* [WORK TO COMPLETE]: Select all lines in the records that include "area".

(Saved entries)
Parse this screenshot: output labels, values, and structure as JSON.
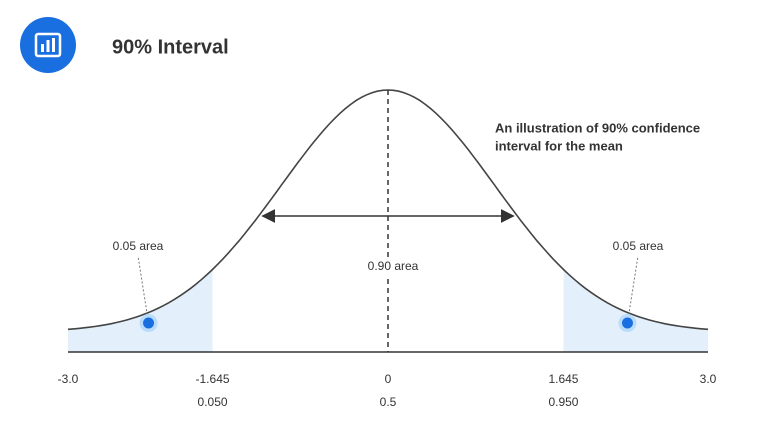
{
  "header": {
    "title": "90% Interval"
  },
  "annotation": [
    "An illustration of 90% confidence",
    "interval for the mean"
  ],
  "left_area": "0.05 area",
  "right_area": "0.05 area",
  "center_area": "0.90 area",
  "axis": {
    "ticks": [
      {
        "value": -3,
        "label": "-3.0"
      },
      {
        "value": -1.645,
        "label": "-1.645"
      },
      0,
      1.645,
      {
        "value": 3,
        "label": "3.0"
      }
    ],
    "probabilities": [
      null,
      "0.050",
      "0.5",
      "0.950",
      null
    ]
  }
}
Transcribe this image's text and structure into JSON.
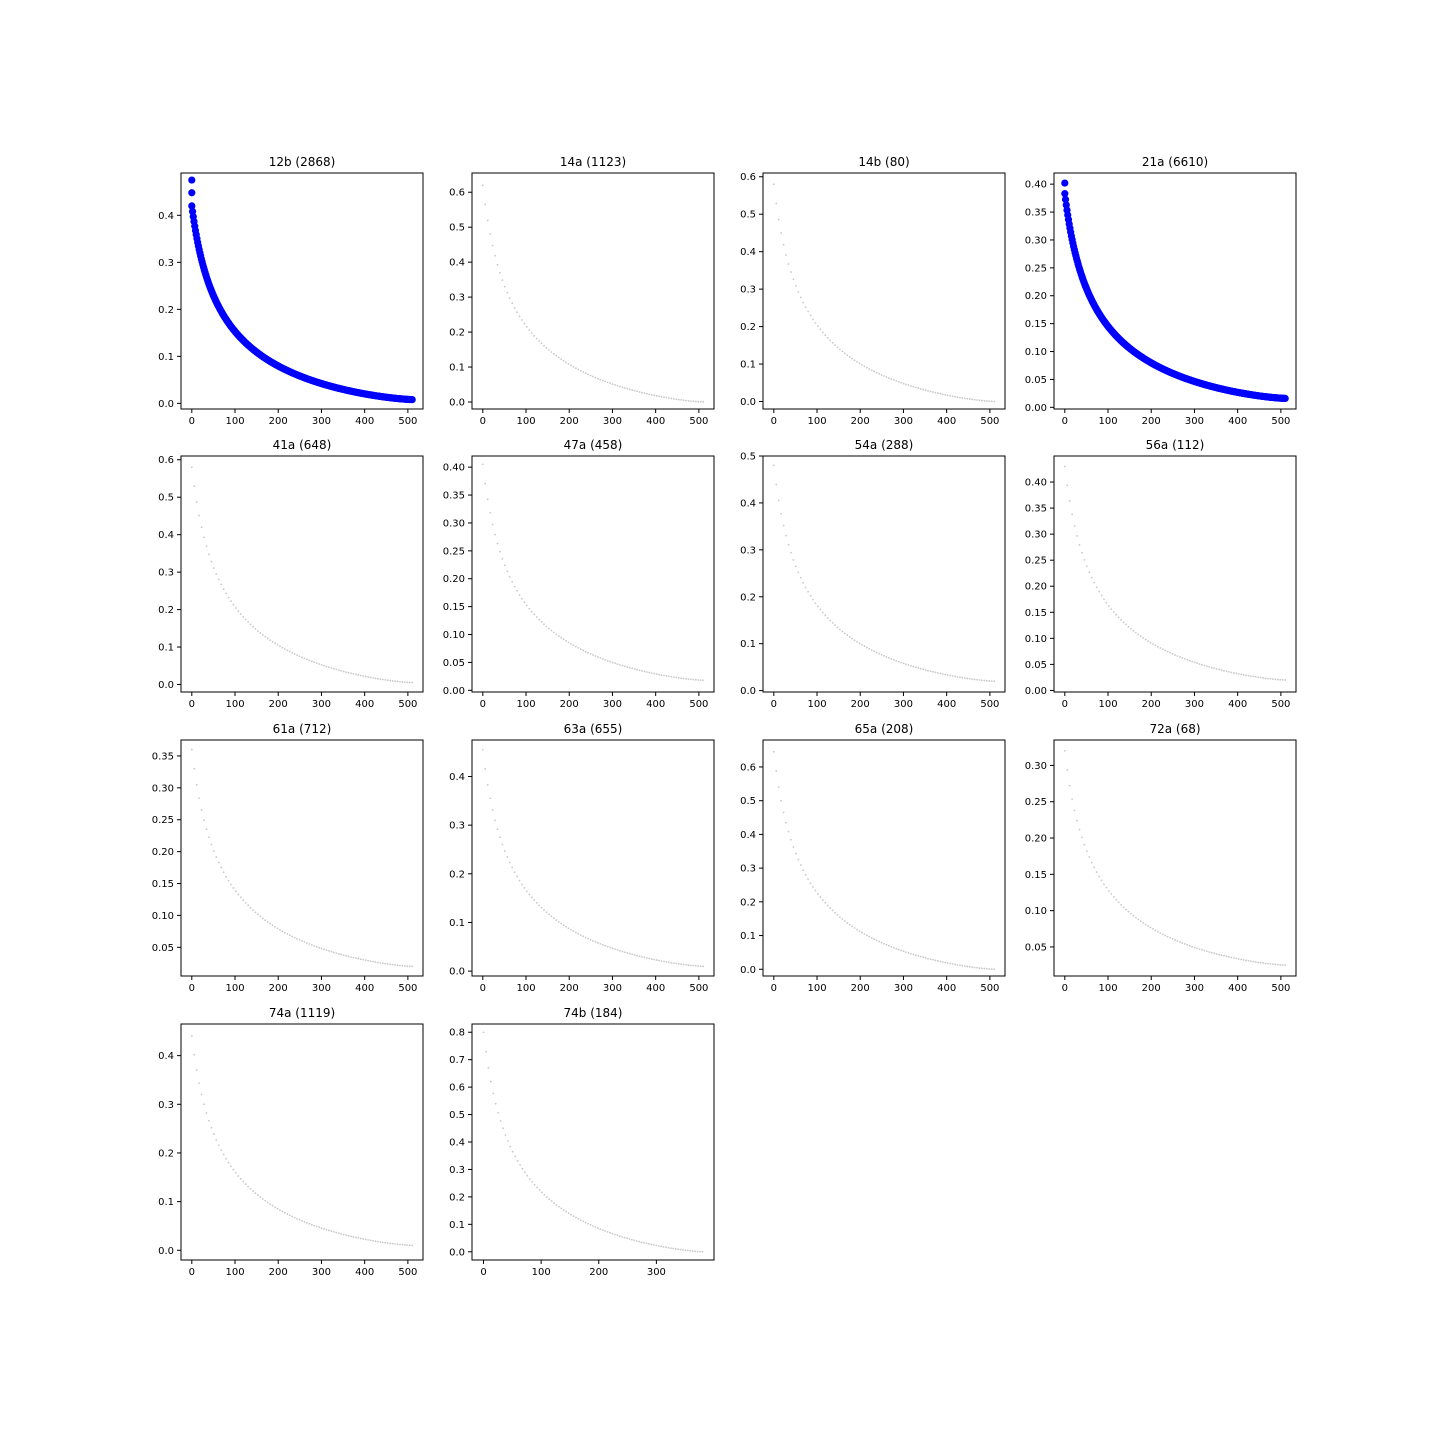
{
  "chart_data": [
    {
      "type": "scatter",
      "title": "12b (2868)",
      "highlight": true,
      "x_ticks": [
        0,
        100,
        200,
        300,
        400,
        500
      ],
      "y_ticks": [
        "0.0",
        "0.1",
        "0.2",
        "0.3",
        "0.4"
      ],
      "ylim": [
        -0.012,
        0.49
      ],
      "xlim": [
        -25,
        535
      ],
      "x_max": 510,
      "y_start": 0.42,
      "y_end": 0.008,
      "y_outliers": [
        0.475,
        0.448
      ]
    },
    {
      "type": "scatter",
      "title": "14a (1123)",
      "highlight": false,
      "x_ticks": [
        0,
        100,
        200,
        300,
        400,
        500
      ],
      "y_ticks": [
        "0.0",
        "0.1",
        "0.2",
        "0.3",
        "0.4",
        "0.5",
        "0.6"
      ],
      "ylim": [
        -0.02,
        0.655
      ],
      "xlim": [
        -25,
        535
      ],
      "x_max": 510,
      "y_start": 0.62,
      "y_end": 0.0
    },
    {
      "type": "scatter",
      "title": "14b (80)",
      "highlight": false,
      "x_ticks": [
        0,
        100,
        200,
        300,
        400,
        500
      ],
      "y_ticks": [
        "0.0",
        "0.1",
        "0.2",
        "0.3",
        "0.4",
        "0.5",
        "0.6"
      ],
      "ylim": [
        -0.02,
        0.61
      ],
      "xlim": [
        -25,
        535
      ],
      "x_max": 510,
      "y_start": 0.58,
      "y_end": 0.0
    },
    {
      "type": "scatter",
      "title": "21a (6610)",
      "highlight": true,
      "x_ticks": [
        0,
        100,
        200,
        300,
        400,
        500
      ],
      "y_ticks": [
        "0.00",
        "0.05",
        "0.10",
        "0.15",
        "0.20",
        "0.25",
        "0.30",
        "0.35",
        "0.40"
      ],
      "ylim": [
        -0.003,
        0.42
      ],
      "xlim": [
        -25,
        535
      ],
      "x_max": 510,
      "y_start": 0.383,
      "y_end": 0.016,
      "y_outliers": [
        0.402
      ]
    },
    {
      "type": "scatter",
      "title": "41a (648)",
      "highlight": false,
      "x_ticks": [
        0,
        100,
        200,
        300,
        400,
        500
      ],
      "y_ticks": [
        "0.0",
        "0.1",
        "0.2",
        "0.3",
        "0.4",
        "0.5",
        "0.6"
      ],
      "ylim": [
        -0.02,
        0.61
      ],
      "xlim": [
        -25,
        535
      ],
      "x_max": 510,
      "y_start": 0.58,
      "y_end": 0.005
    },
    {
      "type": "scatter",
      "title": "47a (458)",
      "highlight": false,
      "x_ticks": [
        0,
        100,
        200,
        300,
        400,
        500
      ],
      "y_ticks": [
        "0.00",
        "0.05",
        "0.10",
        "0.15",
        "0.20",
        "0.25",
        "0.30",
        "0.35",
        "0.40"
      ],
      "ylim": [
        -0.003,
        0.42
      ],
      "xlim": [
        -25,
        535
      ],
      "x_max": 510,
      "y_start": 0.405,
      "y_end": 0.018
    },
    {
      "type": "scatter",
      "title": "54a (288)",
      "highlight": false,
      "x_ticks": [
        0,
        100,
        200,
        300,
        400,
        500
      ],
      "y_ticks": [
        "0.0",
        "0.1",
        "0.2",
        "0.3",
        "0.4",
        "0.5"
      ],
      "ylim": [
        -0.003,
        0.5
      ],
      "xlim": [
        -25,
        535
      ],
      "x_max": 510,
      "y_start": 0.48,
      "y_end": 0.02
    },
    {
      "type": "scatter",
      "title": "56a (112)",
      "highlight": false,
      "x_ticks": [
        0,
        100,
        200,
        300,
        400,
        500
      ],
      "y_ticks": [
        "0.00",
        "0.05",
        "0.10",
        "0.15",
        "0.20",
        "0.25",
        "0.30",
        "0.35",
        "0.40"
      ],
      "ylim": [
        -0.003,
        0.45
      ],
      "xlim": [
        -25,
        535
      ],
      "x_max": 510,
      "y_start": 0.43,
      "y_end": 0.02
    },
    {
      "type": "scatter",
      "title": "61a (712)",
      "highlight": false,
      "x_ticks": [
        0,
        100,
        200,
        300,
        400,
        500
      ],
      "y_ticks": [
        "0.05",
        "0.10",
        "0.15",
        "0.20",
        "0.25",
        "0.30",
        "0.35"
      ],
      "ylim": [
        0.005,
        0.375
      ],
      "xlim": [
        -25,
        535
      ],
      "x_max": 510,
      "y_start": 0.36,
      "y_end": 0.02
    },
    {
      "type": "scatter",
      "title": "63a (655)",
      "highlight": false,
      "x_ticks": [
        0,
        100,
        200,
        300,
        400,
        500
      ],
      "y_ticks": [
        "0.0",
        "0.1",
        "0.2",
        "0.3",
        "0.4"
      ],
      "ylim": [
        -0.01,
        0.475
      ],
      "xlim": [
        -25,
        535
      ],
      "x_max": 510,
      "y_start": 0.455,
      "y_end": 0.01
    },
    {
      "type": "scatter",
      "title": "65a (208)",
      "highlight": false,
      "x_ticks": [
        0,
        100,
        200,
        300,
        400,
        500
      ],
      "y_ticks": [
        "0.0",
        "0.1",
        "0.2",
        "0.3",
        "0.4",
        "0.5",
        "0.6"
      ],
      "ylim": [
        -0.02,
        0.68
      ],
      "xlim": [
        -25,
        535
      ],
      "x_max": 510,
      "y_start": 0.645,
      "y_end": 0.0
    },
    {
      "type": "scatter",
      "title": "72a (68)",
      "highlight": false,
      "x_ticks": [
        0,
        100,
        200,
        300,
        400,
        500
      ],
      "y_ticks": [
        "0.05",
        "0.10",
        "0.15",
        "0.20",
        "0.25",
        "0.30"
      ],
      "ylim": [
        0.01,
        0.335
      ],
      "xlim": [
        -25,
        535
      ],
      "x_max": 510,
      "y_start": 0.32,
      "y_end": 0.025
    },
    {
      "type": "scatter",
      "title": "74a (1119)",
      "highlight": false,
      "x_ticks": [
        0,
        100,
        200,
        300,
        400,
        500
      ],
      "y_ticks": [
        "0.0",
        "0.1",
        "0.2",
        "0.3",
        "0.4"
      ],
      "ylim": [
        -0.02,
        0.465
      ],
      "xlim": [
        -25,
        535
      ],
      "x_max": 510,
      "y_start": 0.44,
      "y_end": 0.01
    },
    {
      "type": "scatter",
      "title": "74b (184)",
      "highlight": false,
      "x_ticks": [
        0,
        100,
        200,
        300
      ],
      "y_ticks": [
        "0.0",
        "0.1",
        "0.2",
        "0.3",
        "0.4",
        "0.5",
        "0.6",
        "0.7",
        "0.8"
      ],
      "ylim": [
        -0.03,
        0.83
      ],
      "xlim": [
        -20,
        400
      ],
      "x_max": 380,
      "y_start": 0.8,
      "y_end": 0.0
    }
  ],
  "colors": {
    "highlight": "#0000ff",
    "dim": "#c8c8c8"
  }
}
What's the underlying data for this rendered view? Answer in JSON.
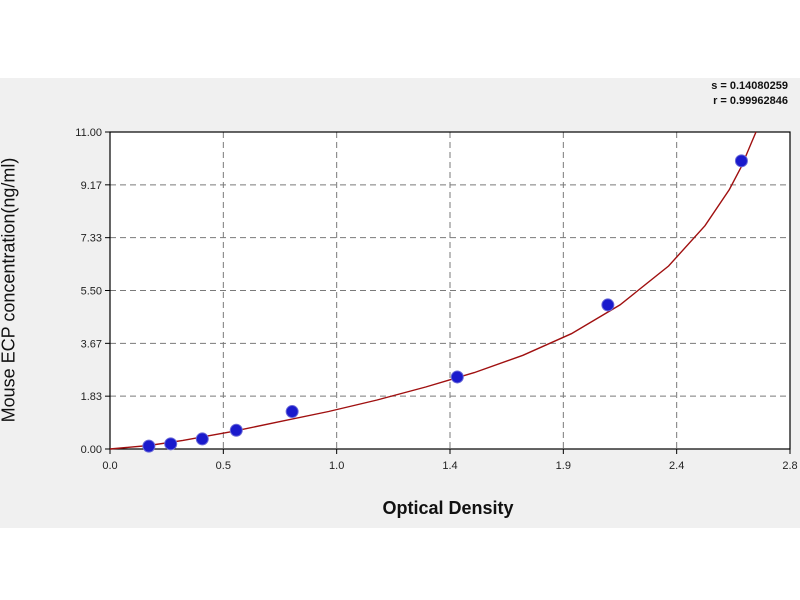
{
  "chart_data": {
    "type": "scatter",
    "xlabel": "Optical Density",
    "ylabel": "Mouse  ECP concentration(ng/ml)",
    "xlim": [
      0.0,
      2.8
    ],
    "ylim": [
      0.0,
      11.0
    ],
    "x_ticks": [
      "0.0",
      "0.5",
      "1.0",
      "1.4",
      "1.9",
      "2.4",
      "2.8"
    ],
    "y_ticks": [
      "0.00",
      "1.83",
      "3.67",
      "5.50",
      "7.33",
      "9.17",
      "11.00"
    ],
    "grid": true,
    "points": [
      {
        "x": 0.16,
        "y": 0.1
      },
      {
        "x": 0.25,
        "y": 0.18
      },
      {
        "x": 0.38,
        "y": 0.35
      },
      {
        "x": 0.52,
        "y": 0.65
      },
      {
        "x": 0.75,
        "y": 1.3
      },
      {
        "x": 1.43,
        "y": 2.5
      },
      {
        "x": 2.05,
        "y": 5.0
      },
      {
        "x": 2.6,
        "y": 10.0
      }
    ],
    "fit_curve": [
      {
        "x": 0.0,
        "y": 0.0
      },
      {
        "x": 0.16,
        "y": 0.12
      },
      {
        "x": 0.3,
        "y": 0.3
      },
      {
        "x": 0.5,
        "y": 0.6
      },
      {
        "x": 0.7,
        "y": 0.95
      },
      {
        "x": 0.9,
        "y": 1.3
      },
      {
        "x": 1.1,
        "y": 1.7
      },
      {
        "x": 1.3,
        "y": 2.15
      },
      {
        "x": 1.5,
        "y": 2.65
      },
      {
        "x": 1.7,
        "y": 3.25
      },
      {
        "x": 1.9,
        "y": 4.0
      },
      {
        "x": 2.1,
        "y": 5.0
      },
      {
        "x": 2.3,
        "y": 6.35
      },
      {
        "x": 2.45,
        "y": 7.75
      },
      {
        "x": 2.55,
        "y": 9.0
      },
      {
        "x": 2.6,
        "y": 9.8
      },
      {
        "x": 2.64,
        "y": 10.6
      },
      {
        "x": 2.66,
        "y": 11.0
      }
    ],
    "point_color": "#1a1acc",
    "curve_color": "#a01010",
    "grid_color": "#7a7a7a"
  },
  "stats": {
    "s": "s = 0.14080259",
    "r": "r = 0.99962846"
  }
}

* [PROBLEM SOLUTION]:
  "left_area": "0.05 area",
  "right_area": "0.05 area",
  "center_area": "0.90 area",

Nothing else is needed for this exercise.